List all the lines in these records that hold "into".
## Start
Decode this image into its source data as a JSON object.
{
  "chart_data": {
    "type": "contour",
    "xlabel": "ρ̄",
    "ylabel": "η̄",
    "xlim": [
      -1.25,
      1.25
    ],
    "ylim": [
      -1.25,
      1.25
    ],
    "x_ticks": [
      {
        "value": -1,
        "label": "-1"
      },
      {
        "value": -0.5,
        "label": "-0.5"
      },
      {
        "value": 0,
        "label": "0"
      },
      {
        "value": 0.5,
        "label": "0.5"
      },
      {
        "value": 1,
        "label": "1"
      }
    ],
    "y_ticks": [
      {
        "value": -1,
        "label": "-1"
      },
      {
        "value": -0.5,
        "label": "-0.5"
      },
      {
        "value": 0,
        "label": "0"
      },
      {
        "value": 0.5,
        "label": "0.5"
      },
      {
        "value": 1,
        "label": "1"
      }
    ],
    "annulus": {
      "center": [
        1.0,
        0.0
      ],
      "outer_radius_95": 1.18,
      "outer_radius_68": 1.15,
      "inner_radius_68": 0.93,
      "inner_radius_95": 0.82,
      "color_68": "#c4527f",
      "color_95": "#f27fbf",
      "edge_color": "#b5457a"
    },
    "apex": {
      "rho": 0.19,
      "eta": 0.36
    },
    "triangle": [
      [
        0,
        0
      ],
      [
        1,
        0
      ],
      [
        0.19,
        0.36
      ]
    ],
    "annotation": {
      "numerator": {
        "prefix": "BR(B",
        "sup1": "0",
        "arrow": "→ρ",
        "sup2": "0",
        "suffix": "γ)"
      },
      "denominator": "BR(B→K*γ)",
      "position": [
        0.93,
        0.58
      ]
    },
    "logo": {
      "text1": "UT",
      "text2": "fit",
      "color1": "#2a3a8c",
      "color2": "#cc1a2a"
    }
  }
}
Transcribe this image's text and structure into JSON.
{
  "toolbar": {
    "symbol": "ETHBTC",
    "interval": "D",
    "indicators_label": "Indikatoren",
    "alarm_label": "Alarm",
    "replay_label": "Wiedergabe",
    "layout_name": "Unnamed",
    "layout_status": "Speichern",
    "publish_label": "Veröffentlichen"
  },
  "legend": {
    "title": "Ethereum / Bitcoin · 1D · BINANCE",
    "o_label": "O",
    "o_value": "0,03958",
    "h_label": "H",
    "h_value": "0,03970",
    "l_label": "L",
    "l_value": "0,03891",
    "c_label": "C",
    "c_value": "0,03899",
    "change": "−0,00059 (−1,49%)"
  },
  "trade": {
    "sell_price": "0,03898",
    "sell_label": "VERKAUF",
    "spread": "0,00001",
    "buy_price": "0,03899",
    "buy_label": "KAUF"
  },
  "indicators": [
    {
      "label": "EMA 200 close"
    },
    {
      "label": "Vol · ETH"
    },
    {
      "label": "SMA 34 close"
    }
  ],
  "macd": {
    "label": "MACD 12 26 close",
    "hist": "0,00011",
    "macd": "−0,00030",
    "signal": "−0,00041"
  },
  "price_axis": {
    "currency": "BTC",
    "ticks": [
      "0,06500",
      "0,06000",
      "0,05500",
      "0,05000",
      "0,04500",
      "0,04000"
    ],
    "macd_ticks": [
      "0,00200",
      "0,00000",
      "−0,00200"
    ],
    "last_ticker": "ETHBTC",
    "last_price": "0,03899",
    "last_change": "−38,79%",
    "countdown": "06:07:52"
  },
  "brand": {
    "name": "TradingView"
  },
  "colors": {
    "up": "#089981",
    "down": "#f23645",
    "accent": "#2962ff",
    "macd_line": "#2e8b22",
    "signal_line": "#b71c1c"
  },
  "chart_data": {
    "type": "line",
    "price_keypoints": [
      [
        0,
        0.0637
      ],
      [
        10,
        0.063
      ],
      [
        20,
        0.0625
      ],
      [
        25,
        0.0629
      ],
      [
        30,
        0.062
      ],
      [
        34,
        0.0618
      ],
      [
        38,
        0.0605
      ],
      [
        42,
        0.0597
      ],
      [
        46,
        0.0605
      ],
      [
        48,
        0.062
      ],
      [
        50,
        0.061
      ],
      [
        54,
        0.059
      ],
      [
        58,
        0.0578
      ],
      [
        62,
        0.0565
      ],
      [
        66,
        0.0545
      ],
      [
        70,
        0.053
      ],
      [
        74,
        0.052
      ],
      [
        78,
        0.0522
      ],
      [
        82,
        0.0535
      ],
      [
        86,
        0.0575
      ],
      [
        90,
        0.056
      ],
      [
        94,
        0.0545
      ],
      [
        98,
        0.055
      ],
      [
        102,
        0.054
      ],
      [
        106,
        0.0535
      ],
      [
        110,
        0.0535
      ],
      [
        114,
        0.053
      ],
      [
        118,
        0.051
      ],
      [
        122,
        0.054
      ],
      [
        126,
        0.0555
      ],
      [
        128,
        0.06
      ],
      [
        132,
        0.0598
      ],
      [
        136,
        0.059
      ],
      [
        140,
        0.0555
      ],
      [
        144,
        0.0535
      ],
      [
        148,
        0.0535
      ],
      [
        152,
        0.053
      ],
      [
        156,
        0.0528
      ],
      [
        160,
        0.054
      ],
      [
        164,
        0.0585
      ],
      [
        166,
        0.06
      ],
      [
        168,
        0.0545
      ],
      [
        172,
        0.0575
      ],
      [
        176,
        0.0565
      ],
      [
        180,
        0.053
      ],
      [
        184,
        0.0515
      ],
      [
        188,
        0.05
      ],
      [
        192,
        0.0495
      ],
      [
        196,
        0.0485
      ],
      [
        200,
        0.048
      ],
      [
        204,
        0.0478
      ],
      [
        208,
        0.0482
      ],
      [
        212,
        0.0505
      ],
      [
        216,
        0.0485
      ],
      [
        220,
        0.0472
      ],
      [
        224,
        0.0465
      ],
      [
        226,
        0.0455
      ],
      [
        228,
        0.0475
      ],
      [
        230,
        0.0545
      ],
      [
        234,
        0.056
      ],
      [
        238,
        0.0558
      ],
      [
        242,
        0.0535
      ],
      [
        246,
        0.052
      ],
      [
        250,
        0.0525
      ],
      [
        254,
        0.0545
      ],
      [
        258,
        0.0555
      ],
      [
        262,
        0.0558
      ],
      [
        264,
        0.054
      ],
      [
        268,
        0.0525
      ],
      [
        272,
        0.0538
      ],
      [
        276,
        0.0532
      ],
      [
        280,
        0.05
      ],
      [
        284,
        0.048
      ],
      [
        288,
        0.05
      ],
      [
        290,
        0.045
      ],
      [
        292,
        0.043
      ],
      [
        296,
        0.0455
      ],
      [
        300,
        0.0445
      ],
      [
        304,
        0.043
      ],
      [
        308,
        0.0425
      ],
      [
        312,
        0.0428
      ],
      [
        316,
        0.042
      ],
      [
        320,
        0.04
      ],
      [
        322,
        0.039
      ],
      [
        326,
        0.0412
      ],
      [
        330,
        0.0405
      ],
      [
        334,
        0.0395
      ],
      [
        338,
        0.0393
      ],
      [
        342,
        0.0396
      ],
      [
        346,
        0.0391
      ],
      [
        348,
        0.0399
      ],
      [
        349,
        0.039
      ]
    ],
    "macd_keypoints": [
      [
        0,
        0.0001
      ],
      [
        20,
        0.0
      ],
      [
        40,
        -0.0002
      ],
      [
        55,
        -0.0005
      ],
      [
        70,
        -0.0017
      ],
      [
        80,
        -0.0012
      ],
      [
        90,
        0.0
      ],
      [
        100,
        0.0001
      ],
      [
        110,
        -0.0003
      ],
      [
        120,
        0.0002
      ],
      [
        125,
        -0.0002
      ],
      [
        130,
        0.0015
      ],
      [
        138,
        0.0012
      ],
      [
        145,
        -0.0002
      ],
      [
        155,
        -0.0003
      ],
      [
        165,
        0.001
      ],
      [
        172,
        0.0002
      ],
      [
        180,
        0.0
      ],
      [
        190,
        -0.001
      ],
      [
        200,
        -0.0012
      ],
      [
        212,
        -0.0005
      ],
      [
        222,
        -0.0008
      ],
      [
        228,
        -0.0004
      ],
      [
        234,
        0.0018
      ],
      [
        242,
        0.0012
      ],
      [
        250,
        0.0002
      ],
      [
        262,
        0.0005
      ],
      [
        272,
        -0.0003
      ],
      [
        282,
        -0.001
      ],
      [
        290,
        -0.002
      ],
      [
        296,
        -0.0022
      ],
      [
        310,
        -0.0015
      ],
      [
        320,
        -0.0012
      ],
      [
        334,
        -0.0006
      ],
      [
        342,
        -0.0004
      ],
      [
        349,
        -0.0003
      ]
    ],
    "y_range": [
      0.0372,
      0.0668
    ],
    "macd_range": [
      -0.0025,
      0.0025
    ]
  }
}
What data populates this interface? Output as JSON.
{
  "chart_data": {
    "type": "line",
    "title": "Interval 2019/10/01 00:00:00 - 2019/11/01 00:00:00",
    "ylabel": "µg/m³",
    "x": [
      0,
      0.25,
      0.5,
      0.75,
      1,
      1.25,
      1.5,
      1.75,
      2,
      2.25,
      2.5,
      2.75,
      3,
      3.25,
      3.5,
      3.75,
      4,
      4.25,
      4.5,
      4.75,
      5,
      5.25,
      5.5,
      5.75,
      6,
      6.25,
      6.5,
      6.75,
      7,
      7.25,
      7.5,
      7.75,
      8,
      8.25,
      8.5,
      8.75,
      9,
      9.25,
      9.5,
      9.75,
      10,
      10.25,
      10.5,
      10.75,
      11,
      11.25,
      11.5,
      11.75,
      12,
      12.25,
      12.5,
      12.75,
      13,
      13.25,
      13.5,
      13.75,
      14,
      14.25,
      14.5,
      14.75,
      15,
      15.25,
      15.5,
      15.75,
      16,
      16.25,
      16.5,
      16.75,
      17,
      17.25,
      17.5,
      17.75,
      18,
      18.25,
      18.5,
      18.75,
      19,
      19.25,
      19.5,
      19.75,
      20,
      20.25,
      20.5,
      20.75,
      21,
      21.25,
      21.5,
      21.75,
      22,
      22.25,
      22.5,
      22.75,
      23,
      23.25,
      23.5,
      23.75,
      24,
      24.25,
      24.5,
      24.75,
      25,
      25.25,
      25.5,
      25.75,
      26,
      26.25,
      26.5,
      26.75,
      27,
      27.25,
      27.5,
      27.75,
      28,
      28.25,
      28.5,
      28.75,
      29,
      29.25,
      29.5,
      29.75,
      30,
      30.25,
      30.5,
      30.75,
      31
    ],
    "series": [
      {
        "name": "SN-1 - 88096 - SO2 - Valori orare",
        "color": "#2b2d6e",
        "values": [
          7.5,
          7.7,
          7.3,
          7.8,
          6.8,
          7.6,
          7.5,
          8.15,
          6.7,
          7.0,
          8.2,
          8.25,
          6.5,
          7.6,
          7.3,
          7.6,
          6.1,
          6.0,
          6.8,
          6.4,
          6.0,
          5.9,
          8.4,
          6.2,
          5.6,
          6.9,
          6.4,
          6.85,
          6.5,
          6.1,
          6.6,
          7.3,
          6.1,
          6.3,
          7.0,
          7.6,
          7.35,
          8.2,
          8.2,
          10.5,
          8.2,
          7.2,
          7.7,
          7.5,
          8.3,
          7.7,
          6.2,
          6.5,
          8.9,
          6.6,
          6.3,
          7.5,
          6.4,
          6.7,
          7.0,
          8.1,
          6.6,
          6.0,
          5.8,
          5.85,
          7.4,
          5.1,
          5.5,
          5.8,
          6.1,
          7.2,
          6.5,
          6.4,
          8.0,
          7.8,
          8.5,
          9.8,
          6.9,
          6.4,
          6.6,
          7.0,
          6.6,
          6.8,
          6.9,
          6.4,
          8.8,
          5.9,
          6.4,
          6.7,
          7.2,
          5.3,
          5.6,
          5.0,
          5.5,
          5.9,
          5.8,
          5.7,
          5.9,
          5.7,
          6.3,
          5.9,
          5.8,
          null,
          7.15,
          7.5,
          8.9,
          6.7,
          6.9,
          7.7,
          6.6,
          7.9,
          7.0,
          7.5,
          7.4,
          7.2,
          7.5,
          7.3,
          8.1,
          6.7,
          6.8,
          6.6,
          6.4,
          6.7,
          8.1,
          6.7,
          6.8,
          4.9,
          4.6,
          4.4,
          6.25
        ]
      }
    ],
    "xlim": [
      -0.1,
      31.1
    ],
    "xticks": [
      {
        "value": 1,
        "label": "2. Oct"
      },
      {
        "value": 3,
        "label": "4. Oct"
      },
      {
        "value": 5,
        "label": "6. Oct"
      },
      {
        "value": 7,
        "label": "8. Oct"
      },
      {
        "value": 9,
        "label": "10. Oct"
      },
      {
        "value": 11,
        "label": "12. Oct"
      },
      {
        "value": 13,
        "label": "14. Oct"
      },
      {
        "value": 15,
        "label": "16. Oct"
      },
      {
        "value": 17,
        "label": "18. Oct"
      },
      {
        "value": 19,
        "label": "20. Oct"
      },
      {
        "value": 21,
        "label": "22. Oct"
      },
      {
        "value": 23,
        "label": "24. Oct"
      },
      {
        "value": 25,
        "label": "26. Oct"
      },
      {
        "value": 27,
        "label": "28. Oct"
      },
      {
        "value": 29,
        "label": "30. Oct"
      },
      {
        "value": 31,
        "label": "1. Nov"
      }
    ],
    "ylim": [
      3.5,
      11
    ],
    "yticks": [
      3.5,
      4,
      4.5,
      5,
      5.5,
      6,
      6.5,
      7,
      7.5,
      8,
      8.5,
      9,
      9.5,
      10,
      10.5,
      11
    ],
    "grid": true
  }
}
## End
• **Response**:
Decode this image into its source data as a JSON object.
Transcribe this image's text and structure into JSON.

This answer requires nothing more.